**Task to complete**
Search the entries below. Return every line that has "JSON" in it.
___ Stored rows
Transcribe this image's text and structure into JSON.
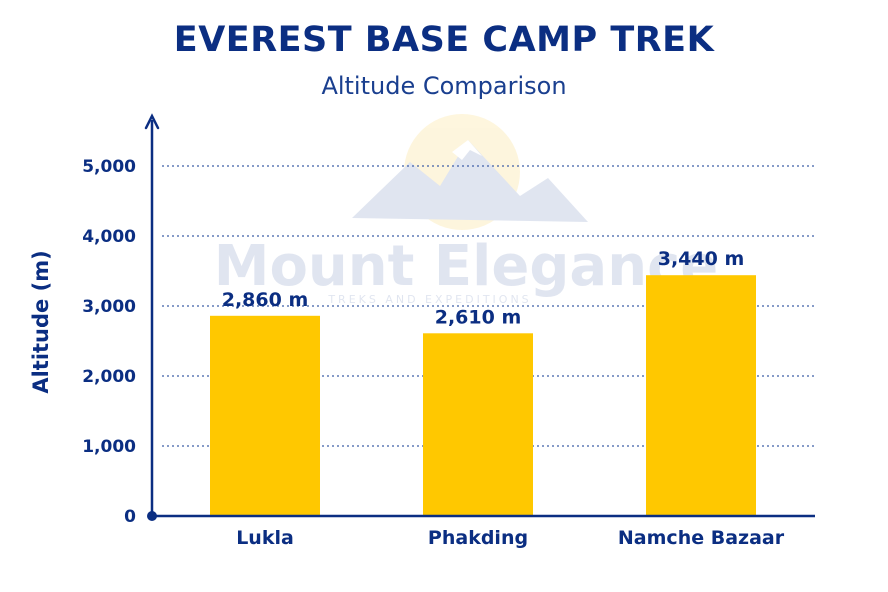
{
  "watermark": {
    "brand": "Mount Elegance",
    "tagline": "TREKS AND EXPEDITIONS"
  },
  "chart_data": {
    "type": "bar",
    "title": "EVEREST BASE CAMP TREK",
    "subtitle": "Altitude Comparison",
    "xlabel": "",
    "ylabel": "Altitude (m)",
    "categories": [
      "Lukla",
      "Phakding",
      "Namche Bazaar"
    ],
    "values": [
      2860,
      2610,
      3440
    ],
    "value_labels": [
      "2,860 m",
      "2,610 m",
      "3,440 m"
    ],
    "yticks": [
      0,
      1000,
      2000,
      3000,
      4000,
      5000
    ],
    "ytick_labels": [
      "0",
      "1,000",
      "2,000",
      "3,000",
      "4,000",
      "5,000"
    ],
    "ylim": [
      0,
      5000
    ],
    "grid": true,
    "legend": "none",
    "colors": {
      "bar": "#ffc800",
      "axis": "#0b2e82",
      "grid": "#3f5fa8",
      "text": "#0b2e82"
    }
  }
}
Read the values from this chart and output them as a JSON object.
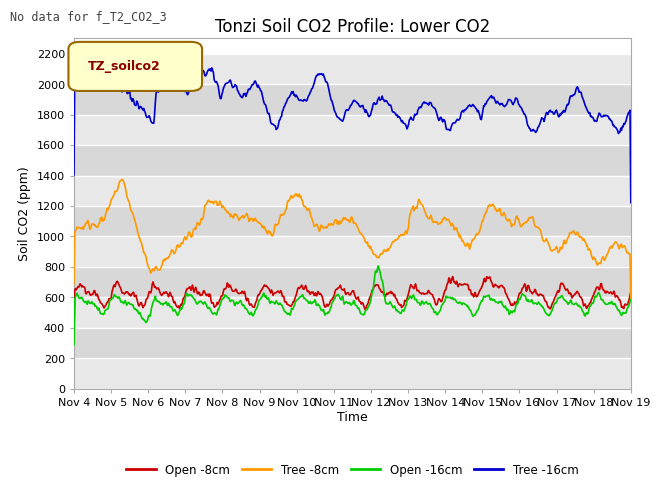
{
  "title": "Tonzi Soil CO2 Profile: Lower CO2",
  "no_data_text": "No data for f_T2_CO2_3",
  "ylabel": "Soil CO2 (ppm)",
  "xlabel": "Time",
  "legend_label": "TZ_soilco2",
  "ylim": [
    0,
    2300
  ],
  "yticks": [
    0,
    200,
    400,
    600,
    800,
    1000,
    1200,
    1400,
    1600,
    1800,
    2000,
    2200
  ],
  "xtick_labels": [
    "Nov 4",
    "Nov 5",
    "Nov 6",
    "Nov 7",
    "Nov 8",
    "Nov 9",
    "Nov 10",
    "Nov 11",
    "Nov 12",
    "Nov 13",
    "Nov 14",
    "Nov 15",
    "Nov 16",
    "Nov 17",
    "Nov 18",
    "Nov 19"
  ],
  "legend_entries": [
    {
      "label": "Open -8cm",
      "color": "#cc0000"
    },
    {
      "label": "Tree -8cm",
      "color": "#ff9900"
    },
    {
      "label": "Open -16cm",
      "color": "#00cc00"
    },
    {
      "label": "Tree -16cm",
      "color": "#0000cc"
    }
  ],
  "fig_bg": "#ffffff",
  "plot_bg_light": "#f0f0f0",
  "plot_bg_dark": "#e0e0e0",
  "grid_color": "#ffffff",
  "title_fontsize": 12,
  "axis_fontsize": 9,
  "tick_fontsize": 8,
  "band_colors": [
    "#e8e8e8",
    "#d8d8d8"
  ]
}
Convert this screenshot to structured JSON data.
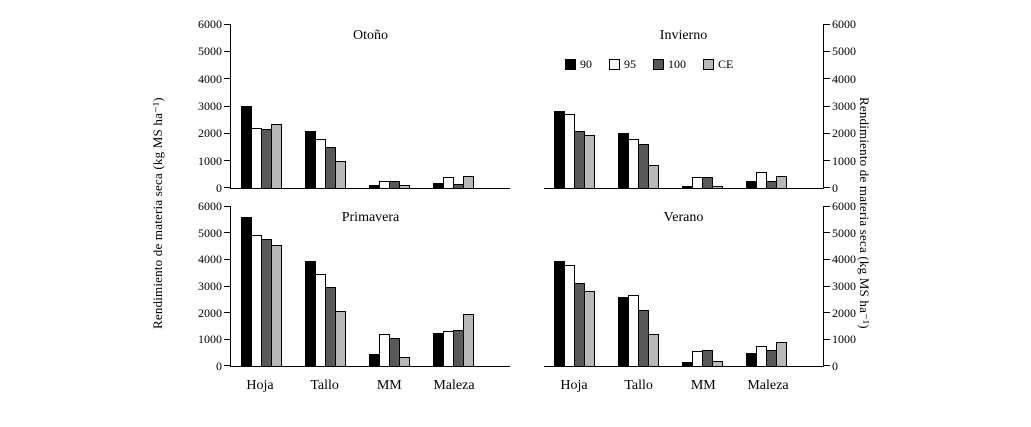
{
  "figure": {
    "left_axis_label": "Rendimiento de materia seca (kg MS ha⁻¹)",
    "right_axis_label": "Rendimiento de materia seca (kg MS ha⁻¹)",
    "background": "#ffffff",
    "axis_color": "#000000"
  },
  "legend": {
    "position": "top-center, inside Invierno panel",
    "entries": [
      {
        "label": "90",
        "color": "#000000"
      },
      {
        "label": "95",
        "color": "#ffffff"
      },
      {
        "label": "100",
        "color": "#595959"
      },
      {
        "label": "CE",
        "color": "#b8b8b8"
      }
    ]
  },
  "axes": {
    "yticks": [
      0,
      1000,
      2000,
      3000,
      4000,
      5000,
      6000
    ],
    "ytick_labels": [
      "0",
      "1000",
      "2000",
      "3000",
      "4000",
      "5000",
      "6000"
    ],
    "x_categories": [
      "Hoja",
      "Tallo",
      "MM",
      "Maleza"
    ]
  },
  "chart_data": [
    {
      "type": "bar",
      "title": "Otoño",
      "categories": [
        "Hoja",
        "Tallo",
        "MM",
        "Maleza"
      ],
      "series": [
        {
          "name": "90",
          "color": "#000000",
          "values": [
            3000,
            2100,
            100,
            200
          ]
        },
        {
          "name": "95",
          "color": "#ffffff",
          "values": [
            2200,
            1800,
            250,
            400
          ]
        },
        {
          "name": "100",
          "color": "#595959",
          "values": [
            2150,
            1500,
            250,
            150
          ]
        },
        {
          "name": "CE",
          "color": "#b8b8b8",
          "values": [
            2350,
            1000,
            100,
            450
          ]
        }
      ],
      "ylim": [
        0,
        6000
      ],
      "grid": false,
      "y_axis_side": "left"
    },
    {
      "type": "bar",
      "title": "Invierno",
      "categories": [
        "Hoja",
        "Tallo",
        "MM",
        "Maleza"
      ],
      "series": [
        {
          "name": "90",
          "color": "#000000",
          "values": [
            2800,
            2000,
            80,
            250
          ]
        },
        {
          "name": "95",
          "color": "#ffffff",
          "values": [
            2700,
            1800,
            400,
            600
          ]
        },
        {
          "name": "100",
          "color": "#595959",
          "values": [
            2100,
            1600,
            400,
            250
          ]
        },
        {
          "name": "CE",
          "color": "#b8b8b8",
          "values": [
            1950,
            850,
            80,
            450
          ]
        }
      ],
      "ylim": [
        0,
        6000
      ],
      "grid": false,
      "y_axis_side": "right"
    },
    {
      "type": "bar",
      "title": "Primavera",
      "categories": [
        "Hoja",
        "Tallo",
        "MM",
        "Maleza"
      ],
      "series": [
        {
          "name": "90",
          "color": "#000000",
          "values": [
            5600,
            3950,
            450,
            1250
          ]
        },
        {
          "name": "95",
          "color": "#ffffff",
          "values": [
            4900,
            3450,
            1200,
            1300
          ]
        },
        {
          "name": "100",
          "color": "#595959",
          "values": [
            4750,
            2950,
            1050,
            1350
          ]
        },
        {
          "name": "CE",
          "color": "#b8b8b8",
          "values": [
            4550,
            2050,
            350,
            1950
          ]
        }
      ],
      "ylim": [
        0,
        6000
      ],
      "grid": false,
      "y_axis_side": "left"
    },
    {
      "type": "bar",
      "title": "Verano",
      "categories": [
        "Hoja",
        "Tallo",
        "MM",
        "Maleza"
      ],
      "series": [
        {
          "name": "90",
          "color": "#000000",
          "values": [
            3950,
            2600,
            150,
            500
          ]
        },
        {
          "name": "95",
          "color": "#ffffff",
          "values": [
            3800,
            2650,
            550,
            750
          ]
        },
        {
          "name": "100",
          "color": "#595959",
          "values": [
            3100,
            2100,
            600,
            600
          ]
        },
        {
          "name": "CE",
          "color": "#b8b8b8",
          "values": [
            2800,
            1200,
            200,
            900
          ]
        }
      ],
      "ylim": [
        0,
        6000
      ],
      "grid": false,
      "y_axis_side": "right"
    }
  ]
}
______
**Finished answer**
Transcribe this image's text and structure into JSON.
Read the values from this chart and output them as a JSON object.
Convert this screenshot to structured JSON data.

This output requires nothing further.